SUPPLIED DATA>
========

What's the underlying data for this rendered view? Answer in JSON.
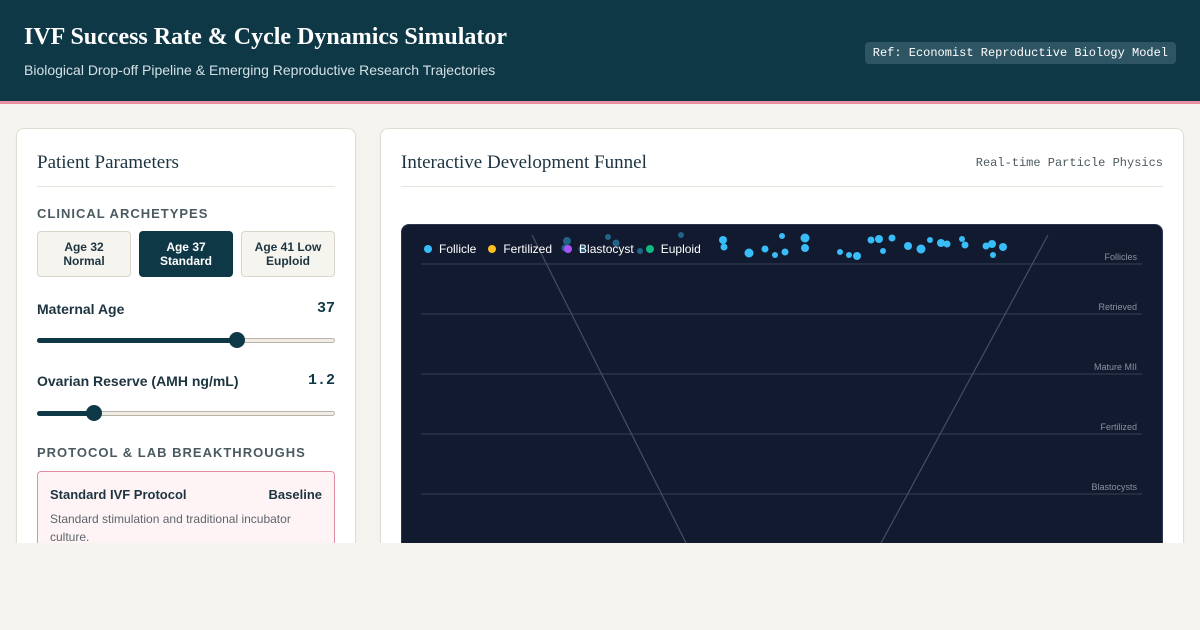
{
  "header": {
    "title": "IVF Success Rate & Cycle Dynamics Simulator",
    "subtitle": "Biological Drop-off Pipeline & Emerging Reproductive Research Trajectories",
    "ref": "Ref: Economist Reproductive Biology Model"
  },
  "left": {
    "title": "Patient Parameters",
    "archetypes_label": "CLINICAL ARCHETYPES",
    "archetypes": [
      {
        "label": "Age 32 Normal",
        "active": false
      },
      {
        "label": "Age 37 Standard",
        "active": true
      },
      {
        "label": "Age 41 Low Euploid",
        "active": false
      }
    ],
    "maternal_age": {
      "label": "Maternal Age",
      "value": "37",
      "fraction": 0.67
    },
    "amh": {
      "label": "Ovarian Reserve (AMH ng/mL)",
      "value": "1.2",
      "fraction": 0.19
    },
    "protocols_label": "PROTOCOL & LAB BREAKTHROUGHS",
    "protocol": {
      "name": "Standard IVF Protocol",
      "badge": "Baseline",
      "description": "Standard stimulation and traditional incubator culture."
    }
  },
  "right": {
    "title": "Interactive Development Funnel",
    "tag": "Real-time Particle Physics",
    "legend": [
      {
        "label": "Follicle",
        "color": "#38bdf8"
      },
      {
        "label": "Fertilized",
        "color": "#fbbf24"
      },
      {
        "label": "Blastocyst",
        "color": "#a855f7"
      },
      {
        "label": "Euploid",
        "color": "#10b981"
      }
    ],
    "stages": [
      "Follicles",
      "Retrieved",
      "Mature MII",
      "Fertilized",
      "Blastocysts"
    ]
  },
  "colors": {
    "header_bg": "#0f3846",
    "accent_pink": "#e88fa0",
    "panel_bg": "#111a2e",
    "particle": "#38bdf8"
  }
}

========

PROBLEM> Repeat the records above exactly, leaving out the pictures.

ANSWER FOR THIS EXERCISE>
What's the underlying data for this rendered view? Answer in JSON.
{
  "header": {
    "title": "IVF Success Rate & Cycle Dynamics Simulator",
    "subtitle": "Biological Drop-off Pipeline & Emerging Reproductive Research Trajectories",
    "ref": "Ref: Economist Reproductive Biology Model"
  },
  "left": {
    "title": "Patient Parameters",
    "archetypes_label": "CLINICAL ARCHETYPES",
    "archetypes": [
      {
        "label": "Age 32 Normal",
        "active": false
      },
      {
        "label": "Age 37 Standard",
        "active": true
      },
      {
        "label": "Age 41 Low Euploid",
        "active": false
      }
    ],
    "maternal_age": {
      "label": "Maternal Age",
      "value": "37",
      "fraction": 0.67
    },
    "amh": {
      "label": "Ovarian Reserve (AMH ng/mL)",
      "value": "1.2",
      "fraction": 0.19
    },
    "protocols_label": "PROTOCOL & LAB BREAKTHROUGHS",
    "protocol": {
      "name": "Standard IVF Protocol",
      "badge": "Baseline",
      "description": "Standard stimulation and traditional incubator culture."
    }
  },
  "right": {
    "title": "Interactive Development Funnel",
    "tag": "Real-time Particle Physics",
    "legend": [
      {
        "label": "Follicle",
        "color": "#38bdf8"
      },
      {
        "label": "Fertilized",
        "color": "#fbbf24"
      },
      {
        "label": "Blastocyst",
        "color": "#a855f7"
      },
      {
        "label": "Euploid",
        "color": "#10b981"
      }
    ],
    "stages": [
      "Follicles",
      "Retrieved",
      "Mature MII",
      "Fertilized",
      "Blastocysts"
    ]
  },
  "colors": {
    "header_bg": "#0f3846",
    "accent_pink": "#e88fa0",
    "panel_bg": "#111a2e",
    "particle": "#38bdf8"
  }
}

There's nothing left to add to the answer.